Records contained in a dataset
%%

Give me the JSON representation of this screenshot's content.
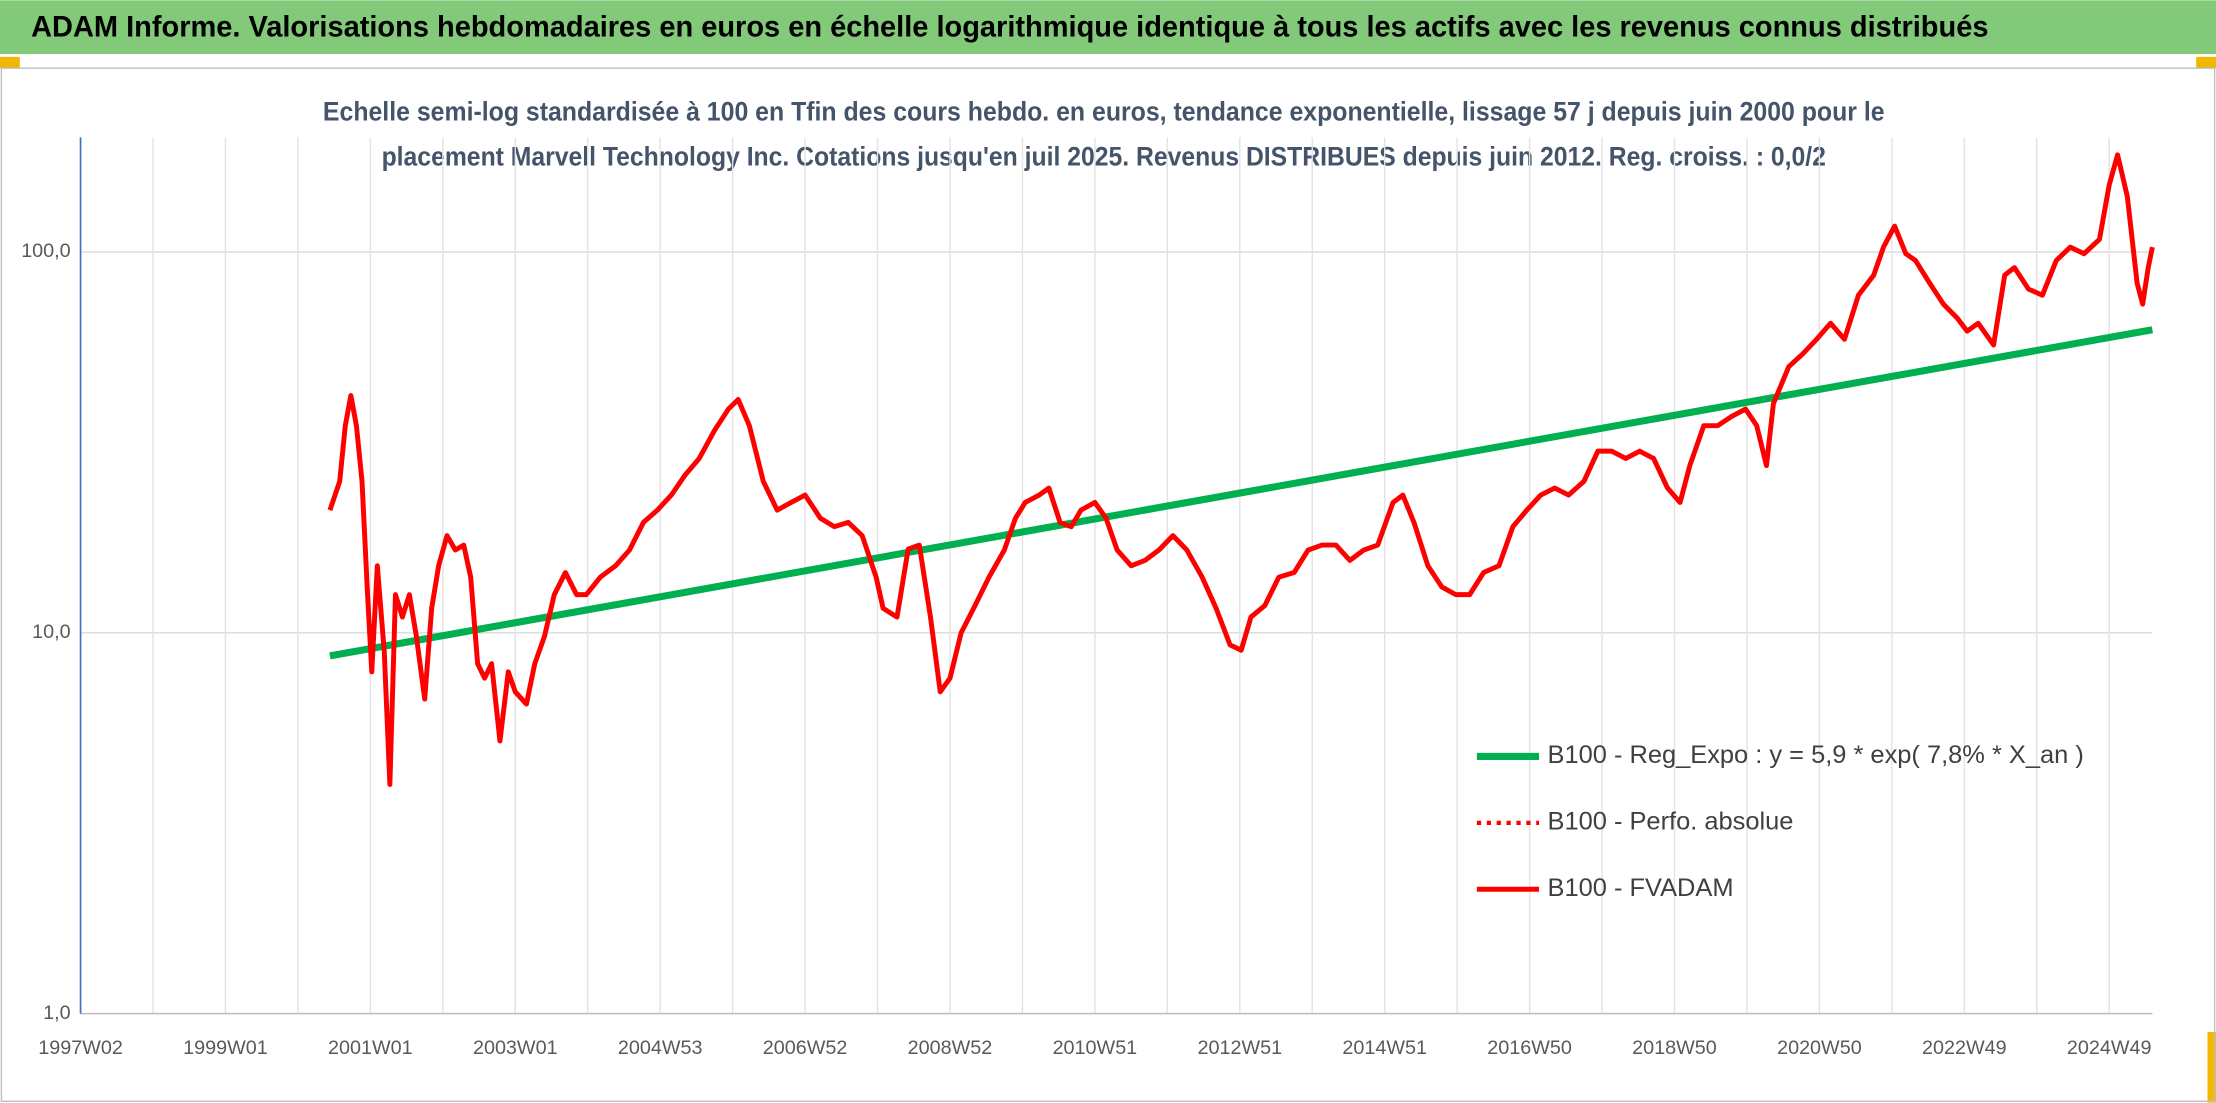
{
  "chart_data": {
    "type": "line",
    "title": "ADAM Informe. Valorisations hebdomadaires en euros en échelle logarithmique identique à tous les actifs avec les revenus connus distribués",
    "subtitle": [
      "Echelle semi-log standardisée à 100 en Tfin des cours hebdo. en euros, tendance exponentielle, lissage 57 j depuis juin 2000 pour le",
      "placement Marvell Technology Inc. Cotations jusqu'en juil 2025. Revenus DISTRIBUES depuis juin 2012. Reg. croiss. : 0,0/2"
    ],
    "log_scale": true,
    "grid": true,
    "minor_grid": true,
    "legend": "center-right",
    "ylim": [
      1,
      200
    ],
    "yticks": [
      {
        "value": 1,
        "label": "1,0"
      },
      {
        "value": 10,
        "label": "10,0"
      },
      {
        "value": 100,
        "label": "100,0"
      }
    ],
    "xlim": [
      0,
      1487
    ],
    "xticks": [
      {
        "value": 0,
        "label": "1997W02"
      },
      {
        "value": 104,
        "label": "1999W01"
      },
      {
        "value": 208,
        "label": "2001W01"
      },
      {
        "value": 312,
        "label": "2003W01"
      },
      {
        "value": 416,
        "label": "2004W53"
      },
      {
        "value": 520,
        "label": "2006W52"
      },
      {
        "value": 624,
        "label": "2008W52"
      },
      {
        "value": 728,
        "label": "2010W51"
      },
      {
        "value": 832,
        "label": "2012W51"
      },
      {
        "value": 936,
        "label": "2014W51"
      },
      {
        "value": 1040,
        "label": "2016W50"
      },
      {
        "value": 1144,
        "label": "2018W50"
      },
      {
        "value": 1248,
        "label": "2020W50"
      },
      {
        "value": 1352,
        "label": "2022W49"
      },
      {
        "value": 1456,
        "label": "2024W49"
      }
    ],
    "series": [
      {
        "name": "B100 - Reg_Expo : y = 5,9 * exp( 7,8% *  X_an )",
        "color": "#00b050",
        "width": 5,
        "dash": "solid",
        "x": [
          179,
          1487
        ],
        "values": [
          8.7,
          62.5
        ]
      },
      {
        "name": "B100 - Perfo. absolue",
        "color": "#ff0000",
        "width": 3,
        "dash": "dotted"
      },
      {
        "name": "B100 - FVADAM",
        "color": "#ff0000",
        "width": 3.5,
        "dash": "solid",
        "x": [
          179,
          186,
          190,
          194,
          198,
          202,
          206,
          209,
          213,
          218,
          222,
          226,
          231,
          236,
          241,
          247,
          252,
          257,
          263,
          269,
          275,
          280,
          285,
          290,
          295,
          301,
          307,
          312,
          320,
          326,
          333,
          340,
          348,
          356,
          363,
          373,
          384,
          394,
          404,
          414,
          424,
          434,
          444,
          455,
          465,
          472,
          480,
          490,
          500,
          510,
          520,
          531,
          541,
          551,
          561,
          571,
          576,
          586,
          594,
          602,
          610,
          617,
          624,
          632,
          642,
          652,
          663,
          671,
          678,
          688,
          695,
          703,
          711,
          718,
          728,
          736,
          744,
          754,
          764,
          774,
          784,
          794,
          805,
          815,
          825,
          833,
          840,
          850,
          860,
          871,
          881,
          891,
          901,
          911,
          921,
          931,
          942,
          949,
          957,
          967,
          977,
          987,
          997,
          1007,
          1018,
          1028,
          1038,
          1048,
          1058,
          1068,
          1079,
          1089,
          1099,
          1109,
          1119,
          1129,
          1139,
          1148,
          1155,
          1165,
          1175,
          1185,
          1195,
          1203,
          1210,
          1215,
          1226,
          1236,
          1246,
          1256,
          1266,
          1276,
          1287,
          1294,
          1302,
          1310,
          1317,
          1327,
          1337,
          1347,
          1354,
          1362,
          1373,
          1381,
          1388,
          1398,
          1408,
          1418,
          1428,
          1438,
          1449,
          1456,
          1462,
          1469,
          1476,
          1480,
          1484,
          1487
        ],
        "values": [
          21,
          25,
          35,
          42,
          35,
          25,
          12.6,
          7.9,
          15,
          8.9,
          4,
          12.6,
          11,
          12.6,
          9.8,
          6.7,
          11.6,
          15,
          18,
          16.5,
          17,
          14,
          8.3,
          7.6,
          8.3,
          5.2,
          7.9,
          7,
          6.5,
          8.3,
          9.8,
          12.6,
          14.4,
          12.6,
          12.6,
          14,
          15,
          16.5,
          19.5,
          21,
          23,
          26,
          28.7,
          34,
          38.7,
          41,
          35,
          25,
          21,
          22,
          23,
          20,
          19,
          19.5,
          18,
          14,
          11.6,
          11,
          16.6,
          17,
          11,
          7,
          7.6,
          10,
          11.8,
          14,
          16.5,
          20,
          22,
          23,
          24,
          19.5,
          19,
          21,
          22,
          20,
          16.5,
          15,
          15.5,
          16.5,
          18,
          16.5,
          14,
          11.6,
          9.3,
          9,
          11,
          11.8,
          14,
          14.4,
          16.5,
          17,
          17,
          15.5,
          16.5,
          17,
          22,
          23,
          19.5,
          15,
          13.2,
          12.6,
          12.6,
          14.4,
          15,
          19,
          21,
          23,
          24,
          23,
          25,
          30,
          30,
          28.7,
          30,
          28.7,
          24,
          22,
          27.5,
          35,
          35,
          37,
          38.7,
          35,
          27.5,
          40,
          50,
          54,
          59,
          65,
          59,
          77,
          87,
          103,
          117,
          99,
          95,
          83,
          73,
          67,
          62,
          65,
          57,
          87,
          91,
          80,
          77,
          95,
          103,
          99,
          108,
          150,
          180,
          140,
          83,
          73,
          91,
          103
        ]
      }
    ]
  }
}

%%

▸ SHORT PROBLEM:
Repeat the material above verbatim, with no pictures in the output.

▸ RESPONSE TO THIS EXERCISE:
Give me the JSON representation of this screenshot's content.
{
  "chart_data": {
    "type": "line",
    "title": "ADAM Informe. Valorisations hebdomadaires en euros en échelle logarithmique identique à tous les actifs avec les revenus connus distribués",
    "subtitle": [
      "Echelle semi-log standardisée à 100 en Tfin des cours hebdo. en euros, tendance exponentielle, lissage 57 j depuis juin 2000 pour le",
      "placement Marvell Technology Inc. Cotations jusqu'en juil 2025. Revenus DISTRIBUES depuis juin 2012. Reg. croiss. : 0,0/2"
    ],
    "log_scale": true,
    "grid": true,
    "minor_grid": true,
    "legend": "center-right",
    "ylim": [
      1,
      200
    ],
    "yticks": [
      {
        "value": 1,
        "label": "1,0"
      },
      {
        "value": 10,
        "label": "10,0"
      },
      {
        "value": 100,
        "label": "100,0"
      }
    ],
    "xlim": [
      0,
      1487
    ],
    "xticks": [
      {
        "value": 0,
        "label": "1997W02"
      },
      {
        "value": 104,
        "label": "1999W01"
      },
      {
        "value": 208,
        "label": "2001W01"
      },
      {
        "value": 312,
        "label": "2003W01"
      },
      {
        "value": 416,
        "label": "2004W53"
      },
      {
        "value": 520,
        "label": "2006W52"
      },
      {
        "value": 624,
        "label": "2008W52"
      },
      {
        "value": 728,
        "label": "2010W51"
      },
      {
        "value": 832,
        "label": "2012W51"
      },
      {
        "value": 936,
        "label": "2014W51"
      },
      {
        "value": 1040,
        "label": "2016W50"
      },
      {
        "value": 1144,
        "label": "2018W50"
      },
      {
        "value": 1248,
        "label": "2020W50"
      },
      {
        "value": 1352,
        "label": "2022W49"
      },
      {
        "value": 1456,
        "label": "2024W49"
      }
    ],
    "series": [
      {
        "name": "B100 - Reg_Expo : y = 5,9 * exp( 7,8% *  X_an )",
        "color": "#00b050",
        "width": 5,
        "dash": "solid",
        "x": [
          179,
          1487
        ],
        "values": [
          8.7,
          62.5
        ]
      },
      {
        "name": "B100 - Perfo. absolue",
        "color": "#ff0000",
        "width": 3,
        "dash": "dotted"
      },
      {
        "name": "B100 - FVADAM",
        "color": "#ff0000",
        "width": 3.5,
        "dash": "solid",
        "x": [
          179,
          186,
          190,
          194,
          198,
          202,
          206,
          209,
          213,
          218,
          222,
          226,
          231,
          236,
          241,
          247,
          252,
          257,
          263,
          269,
          275,
          280,
          285,
          290,
          295,
          301,
          307,
          312,
          320,
          326,
          333,
          340,
          348,
          356,
          363,
          373,
          384,
          394,
          404,
          414,
          424,
          434,
          444,
          455,
          465,
          472,
          480,
          490,
          500,
          510,
          520,
          531,
          541,
          551,
          561,
          571,
          576,
          586,
          594,
          602,
          610,
          617,
          624,
          632,
          642,
          652,
          663,
          671,
          678,
          688,
          695,
          703,
          711,
          718,
          728,
          736,
          744,
          754,
          764,
          774,
          784,
          794,
          805,
          815,
          825,
          833,
          840,
          850,
          860,
          871,
          881,
          891,
          901,
          911,
          921,
          931,
          942,
          949,
          957,
          967,
          977,
          987,
          997,
          1007,
          1018,
          1028,
          1038,
          1048,
          1058,
          1068,
          1079,
          1089,
          1099,
          1109,
          1119,
          1129,
          1139,
          1148,
          1155,
          1165,
          1175,
          1185,
          1195,
          1203,
          1210,
          1215,
          1226,
          1236,
          1246,
          1256,
          1266,
          1276,
          1287,
          1294,
          1302,
          1310,
          1317,
          1327,
          1337,
          1347,
          1354,
          1362,
          1373,
          1381,
          1388,
          1398,
          1408,
          1418,
          1428,
          1438,
          1449,
          1456,
          1462,
          1469,
          1476,
          1480,
          1484,
          1487
        ],
        "values": [
          21,
          25,
          35,
          42,
          35,
          25,
          12.6,
          7.9,
          15,
          8.9,
          4,
          12.6,
          11,
          12.6,
          9.8,
          6.7,
          11.6,
          15,
          18,
          16.5,
          17,
          14,
          8.3,
          7.6,
          8.3,
          5.2,
          7.9,
          7,
          6.5,
          8.3,
          9.8,
          12.6,
          14.4,
          12.6,
          12.6,
          14,
          15,
          16.5,
          19.5,
          21,
          23,
          26,
          28.7,
          34,
          38.7,
          41,
          35,
          25,
          21,
          22,
          23,
          20,
          19,
          19.5,
          18,
          14,
          11.6,
          11,
          16.6,
          17,
          11,
          7,
          7.6,
          10,
          11.8,
          14,
          16.5,
          20,
          22,
          23,
          24,
          19.5,
          19,
          21,
          22,
          20,
          16.5,
          15,
          15.5,
          16.5,
          18,
          16.5,
          14,
          11.6,
          9.3,
          9,
          11,
          11.8,
          14,
          14.4,
          16.5,
          17,
          17,
          15.5,
          16.5,
          17,
          22,
          23,
          19.5,
          15,
          13.2,
          12.6,
          12.6,
          14.4,
          15,
          19,
          21,
          23,
          24,
          23,
          25,
          30,
          30,
          28.7,
          30,
          28.7,
          24,
          22,
          27.5,
          35,
          35,
          37,
          38.7,
          35,
          27.5,
          40,
          50,
          54,
          59,
          65,
          59,
          77,
          87,
          103,
          117,
          99,
          95,
          83,
          73,
          67,
          62,
          65,
          57,
          87,
          91,
          80,
          77,
          95,
          103,
          99,
          108,
          150,
          180,
          140,
          83,
          73,
          91,
          103
        ]
      }
    ]
  }
}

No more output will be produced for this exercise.